▶ Task requirements: Locate each line in the records containing "mean". Copy it.

Records from a collection of figures

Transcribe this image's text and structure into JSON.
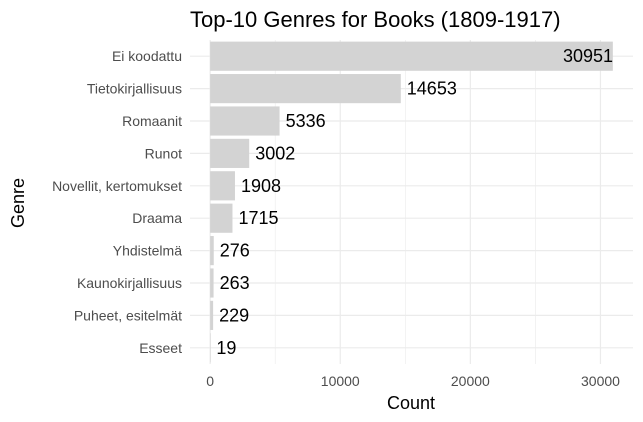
{
  "chart_data": {
    "type": "bar",
    "orientation": "horizontal",
    "title": "Top-10 Genres for Books (1809-1917)",
    "xlabel": "Count",
    "ylabel": "Genre",
    "categories": [
      "Ei koodattu",
      "Tietokirjallisuus",
      "Romaanit",
      "Runot",
      "Novellit, kertomukset",
      "Draama",
      "Yhdistelmä",
      "Kaunokirjallisuus",
      "Puheet, esitelmät",
      "Esseet"
    ],
    "values": [
      30951,
      14653,
      5336,
      3002,
      1908,
      1715,
      276,
      263,
      229,
      19
    ],
    "value_labels": [
      "30951",
      "14653",
      "5336",
      "3002",
      "1908",
      "1715",
      "276",
      "263",
      "229",
      "19"
    ],
    "x_ticks": [
      0,
      10000,
      20000,
      30000
    ],
    "x_tick_labels": [
      "0",
      "10000",
      "20000",
      "30000"
    ],
    "xlim": [
      -1548,
      32500
    ],
    "grid": true,
    "bar_color": "#d3d3d3",
    "grid_color": "#ebebeb"
  }
}
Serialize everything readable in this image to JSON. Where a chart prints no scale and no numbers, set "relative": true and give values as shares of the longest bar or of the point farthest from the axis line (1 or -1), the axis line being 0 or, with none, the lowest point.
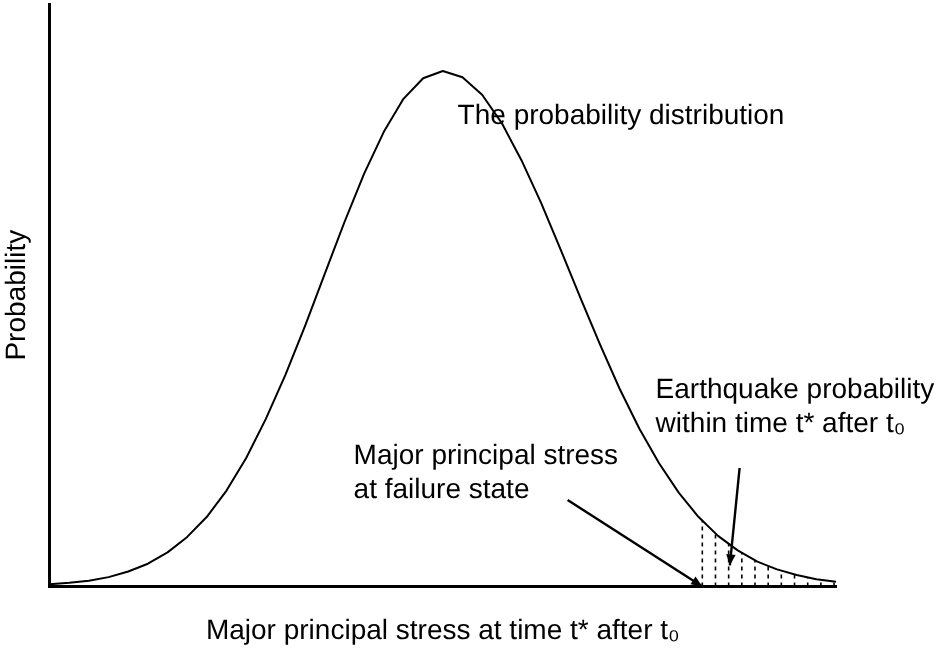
{
  "chart_data": {
    "type": "line",
    "relative": true,
    "xlabel": "Major principal stress at time t* after t₀",
    "ylabel": "Probability",
    "categories": [
      null,
      null,
      null,
      null,
      null,
      null,
      null,
      null,
      null,
      null,
      null,
      null,
      null,
      null,
      null,
      null,
      null,
      null,
      null,
      null,
      null,
      null,
      null,
      null,
      null,
      null,
      null,
      null,
      null,
      null,
      null,
      null,
      null,
      null,
      null,
      null,
      null,
      null,
      null,
      null,
      null
    ],
    "values": [
      0.004,
      0.007,
      0.011,
      0.018,
      0.029,
      0.044,
      0.066,
      0.096,
      0.135,
      0.186,
      0.249,
      0.325,
      0.411,
      0.506,
      0.607,
      0.707,
      0.801,
      0.882,
      0.946,
      0.986,
      1,
      0.988,
      0.954,
      0.899,
      0.827,
      0.744,
      0.653,
      0.56,
      0.469,
      0.383,
      0.306,
      0.239,
      0.182,
      0.135,
      0.098,
      0.07,
      0.048,
      0.033,
      0.022,
      0.014,
      0.009
    ],
    "color": "#000000",
    "marker": "none",
    "line_style": "solid",
    "legend": false,
    "annotations": [
      "The probability distribution",
      "Major principal stress at failure state",
      "Earthquake probability within time t* after t₀"
    ]
  }
}
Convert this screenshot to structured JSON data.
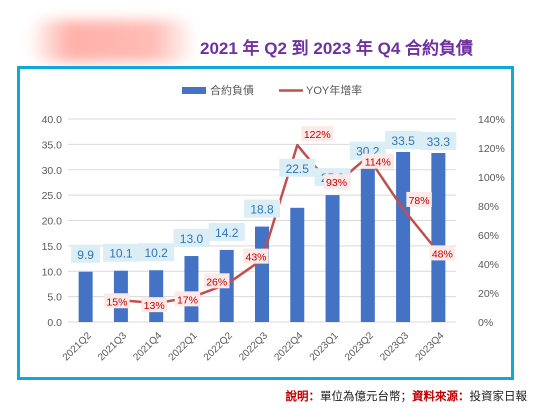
{
  "header": {
    "title": "2021 年 Q2 到 2023 年 Q4 合約負債"
  },
  "footer": {
    "note_label": "說明：",
    "note_text": "單位為億元台幣；",
    "source_label": "資料來源：",
    "source_text": "投資家日報"
  },
  "colors": {
    "bar": "#4472c4",
    "line": "#c0504d",
    "frame": "#10a8d8",
    "title": "#7030a0"
  },
  "chart_data": {
    "type": "bar",
    "categories": [
      "2021Q2",
      "2021Q3",
      "2021Q4",
      "2022Q1",
      "2022Q2",
      "2022Q3",
      "2022Q4",
      "2023Q1",
      "2023Q2",
      "2023Q3",
      "2023Q4"
    ],
    "series": [
      {
        "name": "合約負債",
        "type": "bar",
        "axis": "left",
        "values": [
          9.9,
          10.1,
          10.2,
          13.0,
          14.2,
          18.8,
          22.5,
          25.0,
          30.2,
          33.5,
          33.3
        ],
        "labels": [
          "9.9",
          "10.1",
          "10.2",
          "13.0",
          "14.2",
          "18.8",
          "22.5",
          "25.0",
          "30.2",
          "33.5",
          "33.3"
        ]
      },
      {
        "name": "YOY年增率",
        "type": "line",
        "axis": "right",
        "values": [
          null,
          15,
          13,
          17,
          26,
          43,
          122,
          93,
          114,
          78,
          48
        ],
        "labels": [
          "",
          "15%",
          "13%",
          "17%",
          "26%",
          "43%",
          "122%",
          "93%",
          "114%",
          "78%",
          "48%"
        ]
      }
    ],
    "left_axis": {
      "min": 0,
      "max": 40,
      "ticks": [
        "0.0",
        "5.0",
        "10.0",
        "15.0",
        "20.0",
        "25.0",
        "30.0",
        "35.0",
        "40.0"
      ]
    },
    "right_axis": {
      "min": 0,
      "max": 140,
      "ticks": [
        "0%",
        "20%",
        "40%",
        "60%",
        "80%",
        "100%",
        "120%",
        "140%"
      ]
    },
    "legend_position": "top"
  }
}
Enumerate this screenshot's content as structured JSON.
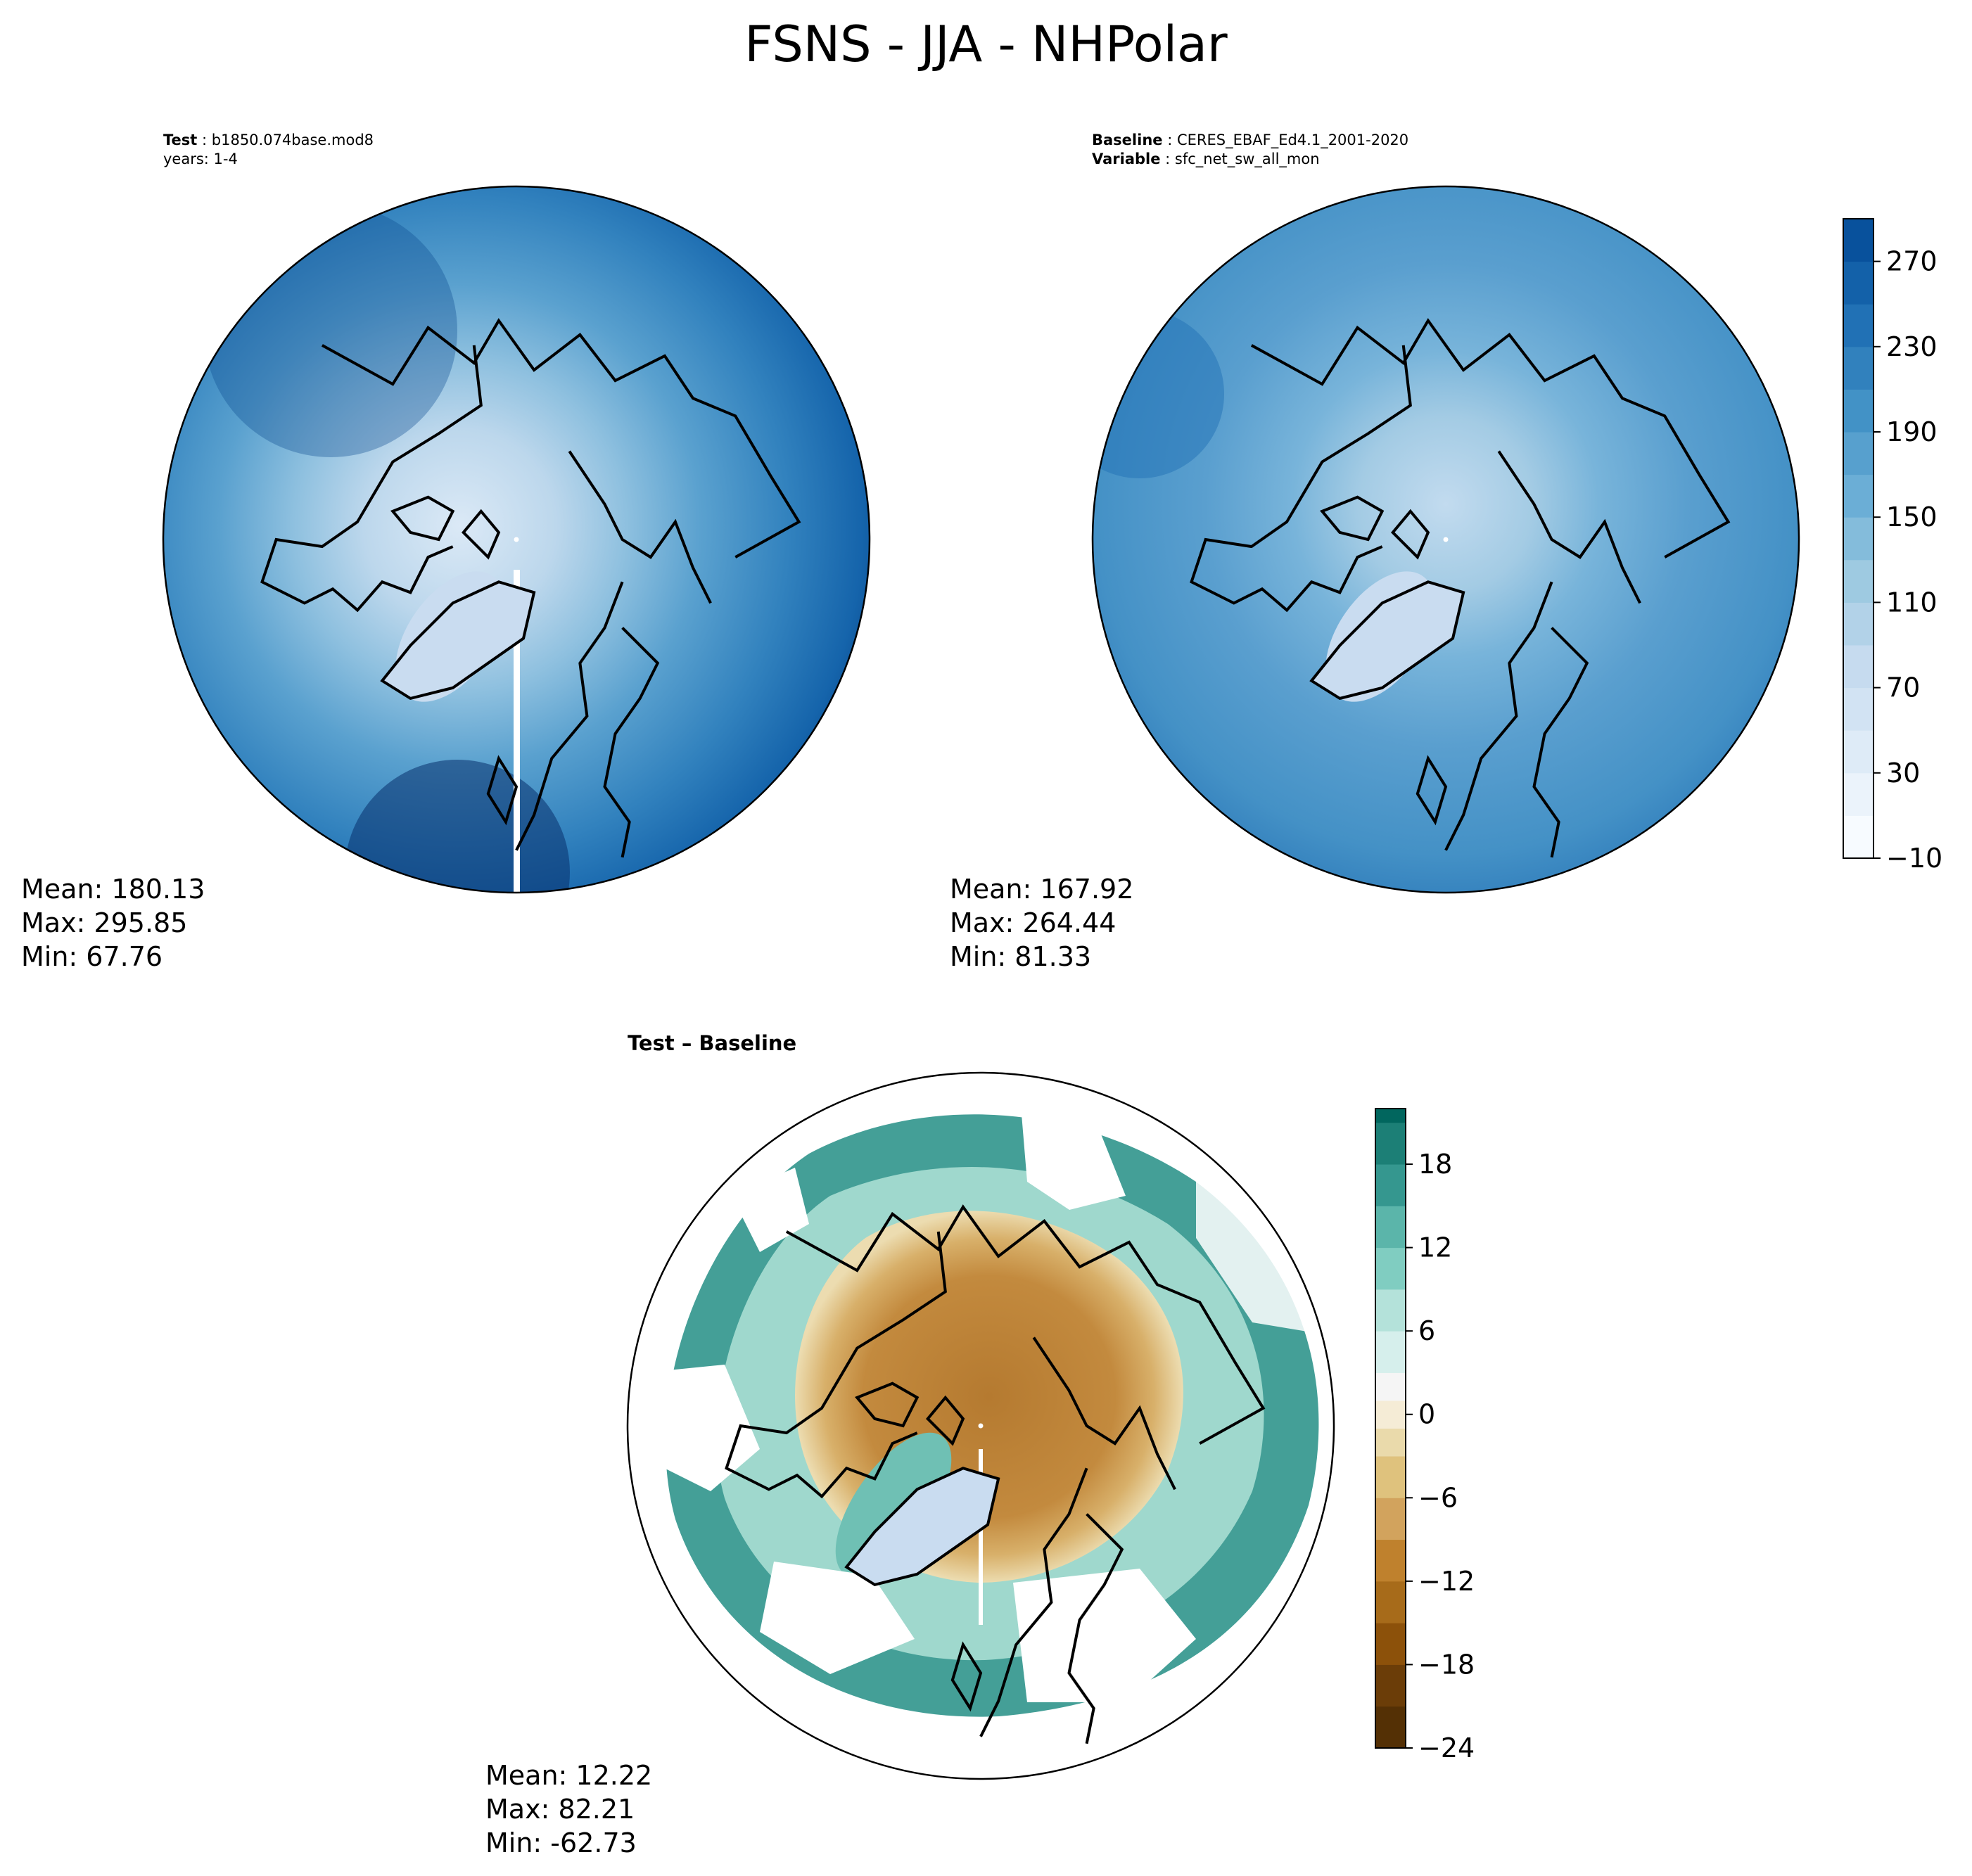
{
  "figure": {
    "title": "FSNS - JJA - NHPolar"
  },
  "panels": {
    "test": {
      "label": "Test",
      "name": "b1850.074base.mod8",
      "years": "years: 1-4",
      "mean": "Mean: 180.13",
      "max": "Max: 295.85",
      "min": "Min: 67.76"
    },
    "baseline": {
      "label": "Baseline",
      "name": "CERES_EBAF_Ed4.1_2001-2020",
      "variable_label": "Variable",
      "variable": "sfc_net_sw_all_mon",
      "mean": "Mean: 167.92",
      "max": "Max: 264.44",
      "min": "Min: 81.33"
    },
    "diff": {
      "title": "Test – Baseline",
      "mean": "Mean: 12.22",
      "max": "Max: 82.21",
      "min": "Min: -62.73"
    }
  },
  "colors": {
    "blues": [
      "#f7fbff",
      "#ebf3fb",
      "#deebf7",
      "#d2e3f3",
      "#c6dbef",
      "#b2d2e8",
      "#9ecae1",
      "#84bcdb",
      "#6baed6",
      "#57a0ce",
      "#4292c6",
      "#3181bd",
      "#2171b5",
      "#1361a9",
      "#08519c",
      "#08458a",
      "#08306b"
    ],
    "brbg": [
      "#543005",
      "#6b3d08",
      "#8c510a",
      "#a76b1a",
      "#bf812d",
      "#d2a35d",
      "#dfc27d",
      "#eadaab",
      "#f5ecd6",
      "#f5f5f5",
      "#d6efec",
      "#b4e2da",
      "#80cdc1",
      "#5bb5aa",
      "#35978f",
      "#1c7f76",
      "#01665e",
      "#00493f",
      "#003c30"
    ]
  },
  "chart_data": [
    {
      "type": "heatmap",
      "panel": "test",
      "projection": "north polar stereographic",
      "colorbar": "shared",
      "range": [
        -10,
        290
      ],
      "stats": {
        "mean": 180.13,
        "max": 295.85,
        "min": 67.76
      }
    },
    {
      "type": "heatmap",
      "panel": "baseline",
      "projection": "north polar stereographic",
      "colorbar": {
        "levels": [
          -10,
          10,
          30,
          50,
          70,
          90,
          110,
          130,
          150,
          170,
          190,
          210,
          230,
          250,
          270,
          290
        ],
        "tick_labels": [
          "−10",
          "30",
          "70",
          "110",
          "150",
          "190",
          "230",
          "270"
        ],
        "ticks": [
          -10,
          30,
          70,
          110,
          150,
          190,
          230,
          270
        ],
        "range": [
          -10,
          290
        ],
        "colormap": "Blues"
      },
      "stats": {
        "mean": 167.92,
        "max": 264.44,
        "min": 81.33
      }
    },
    {
      "type": "heatmap",
      "panel": "diff",
      "projection": "north polar stereographic",
      "colorbar": {
        "levels": [
          -24,
          -21,
          -18,
          -15,
          -12,
          -9,
          -6,
          -3,
          -1,
          1,
          3,
          6,
          9,
          12,
          15,
          18,
          21
        ],
        "tick_labels": [
          "−24",
          "−18",
          "−12",
          "−6",
          "0",
          "6",
          "12",
          "18"
        ],
        "ticks": [
          -24,
          -18,
          -12,
          -6,
          0,
          6,
          12,
          18
        ],
        "range": [
          -24,
          22
        ],
        "colormap": "BrBG"
      },
      "stats": {
        "mean": 12.22,
        "max": 82.21,
        "min": -62.73
      }
    }
  ]
}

▶ Task answer:
      "mean": "Mean: 180.13",
      "mean": "Mean: 167.92",
      "mean": "Mean: 12.22",
        "mean": 180.13,
        "mean": 167.92,
        "mean": 12.22,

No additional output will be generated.